→ Task:
The data below must be copied in full and without any change.

→ Provided material:
..............................
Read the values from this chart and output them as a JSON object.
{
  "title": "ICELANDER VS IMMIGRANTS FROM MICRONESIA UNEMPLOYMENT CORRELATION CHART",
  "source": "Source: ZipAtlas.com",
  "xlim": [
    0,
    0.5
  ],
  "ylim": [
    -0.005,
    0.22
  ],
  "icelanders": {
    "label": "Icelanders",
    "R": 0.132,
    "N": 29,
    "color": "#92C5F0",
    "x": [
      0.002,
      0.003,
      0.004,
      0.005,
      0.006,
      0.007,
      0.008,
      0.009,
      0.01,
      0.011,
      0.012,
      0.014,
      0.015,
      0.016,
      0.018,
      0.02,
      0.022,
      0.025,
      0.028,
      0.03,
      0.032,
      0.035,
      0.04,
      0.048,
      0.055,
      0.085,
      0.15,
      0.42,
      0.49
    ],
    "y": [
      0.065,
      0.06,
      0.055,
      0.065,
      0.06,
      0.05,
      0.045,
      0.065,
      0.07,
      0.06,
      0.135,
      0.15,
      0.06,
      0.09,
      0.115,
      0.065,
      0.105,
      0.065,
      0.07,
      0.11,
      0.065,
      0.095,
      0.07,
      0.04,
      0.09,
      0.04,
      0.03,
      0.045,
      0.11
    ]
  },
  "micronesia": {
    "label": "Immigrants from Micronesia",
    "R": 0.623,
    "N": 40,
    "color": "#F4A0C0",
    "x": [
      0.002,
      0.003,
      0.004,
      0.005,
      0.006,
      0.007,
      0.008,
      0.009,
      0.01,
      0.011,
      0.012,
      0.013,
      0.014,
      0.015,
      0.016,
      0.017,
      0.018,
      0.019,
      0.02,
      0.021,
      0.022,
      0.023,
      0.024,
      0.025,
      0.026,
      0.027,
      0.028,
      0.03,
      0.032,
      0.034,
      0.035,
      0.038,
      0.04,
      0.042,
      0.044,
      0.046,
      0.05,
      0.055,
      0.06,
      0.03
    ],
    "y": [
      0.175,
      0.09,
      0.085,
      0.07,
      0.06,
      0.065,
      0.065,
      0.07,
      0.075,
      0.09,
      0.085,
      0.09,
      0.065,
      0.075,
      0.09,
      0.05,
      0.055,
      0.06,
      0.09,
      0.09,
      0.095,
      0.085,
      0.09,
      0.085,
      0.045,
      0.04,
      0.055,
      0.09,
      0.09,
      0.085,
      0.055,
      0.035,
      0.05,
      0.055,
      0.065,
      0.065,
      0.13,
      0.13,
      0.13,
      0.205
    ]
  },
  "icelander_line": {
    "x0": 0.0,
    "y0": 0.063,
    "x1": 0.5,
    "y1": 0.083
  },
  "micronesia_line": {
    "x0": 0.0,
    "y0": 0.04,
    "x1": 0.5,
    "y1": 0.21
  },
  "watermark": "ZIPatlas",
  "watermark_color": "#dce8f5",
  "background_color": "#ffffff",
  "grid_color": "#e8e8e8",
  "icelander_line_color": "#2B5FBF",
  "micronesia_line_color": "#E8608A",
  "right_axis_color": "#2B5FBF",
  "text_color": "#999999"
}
..............................
→ The solution:
Read the values from this chart and output them as a JSON object.
{
  "title": "ICELANDER VS IMMIGRANTS FROM MICRONESIA UNEMPLOYMENT CORRELATION CHART",
  "source": "Source: ZipAtlas.com",
  "xlim": [
    0,
    0.5
  ],
  "ylim": [
    -0.005,
    0.22
  ],
  "icelanders": {
    "label": "Icelanders",
    "R": 0.132,
    "N": 29,
    "color": "#92C5F0",
    "x": [
      0.002,
      0.003,
      0.004,
      0.005,
      0.006,
      0.007,
      0.008,
      0.009,
      0.01,
      0.011,
      0.012,
      0.014,
      0.015,
      0.016,
      0.018,
      0.02,
      0.022,
      0.025,
      0.028,
      0.03,
      0.032,
      0.035,
      0.04,
      0.048,
      0.055,
      0.085,
      0.15,
      0.42,
      0.49
    ],
    "y": [
      0.065,
      0.06,
      0.055,
      0.065,
      0.06,
      0.05,
      0.045,
      0.065,
      0.07,
      0.06,
      0.135,
      0.15,
      0.06,
      0.09,
      0.115,
      0.065,
      0.105,
      0.065,
      0.07,
      0.11,
      0.065,
      0.095,
      0.07,
      0.04,
      0.09,
      0.04,
      0.03,
      0.045,
      0.11
    ]
  },
  "micronesia": {
    "label": "Immigrants from Micronesia",
    "R": 0.623,
    "N": 40,
    "color": "#F4A0C0",
    "x": [
      0.002,
      0.003,
      0.004,
      0.005,
      0.006,
      0.007,
      0.008,
      0.009,
      0.01,
      0.011,
      0.012,
      0.013,
      0.014,
      0.015,
      0.016,
      0.017,
      0.018,
      0.019,
      0.02,
      0.021,
      0.022,
      0.023,
      0.024,
      0.025,
      0.026,
      0.027,
      0.028,
      0.03,
      0.032,
      0.034,
      0.035,
      0.038,
      0.04,
      0.042,
      0.044,
      0.046,
      0.05,
      0.055,
      0.06,
      0.03
    ],
    "y": [
      0.175,
      0.09,
      0.085,
      0.07,
      0.06,
      0.065,
      0.065,
      0.07,
      0.075,
      0.09,
      0.085,
      0.09,
      0.065,
      0.075,
      0.09,
      0.05,
      0.055,
      0.06,
      0.09,
      0.09,
      0.095,
      0.085,
      0.09,
      0.085,
      0.045,
      0.04,
      0.055,
      0.09,
      0.09,
      0.085,
      0.055,
      0.035,
      0.05,
      0.055,
      0.065,
      0.065,
      0.13,
      0.13,
      0.13,
      0.205
    ]
  },
  "icelander_line": {
    "x0": 0.0,
    "y0": 0.063,
    "x1": 0.5,
    "y1": 0.083
  },
  "micronesia_line": {
    "x0": 0.0,
    "y0": 0.04,
    "x1": 0.5,
    "y1": 0.21
  },
  "watermark": "ZIPatlas",
  "watermark_color": "#dce8f5",
  "background_color": "#ffffff",
  "grid_color": "#e8e8e8",
  "icelander_line_color": "#2B5FBF",
  "micronesia_line_color": "#E8608A",
  "right_axis_color": "#2B5FBF",
  "text_color": "#999999"
}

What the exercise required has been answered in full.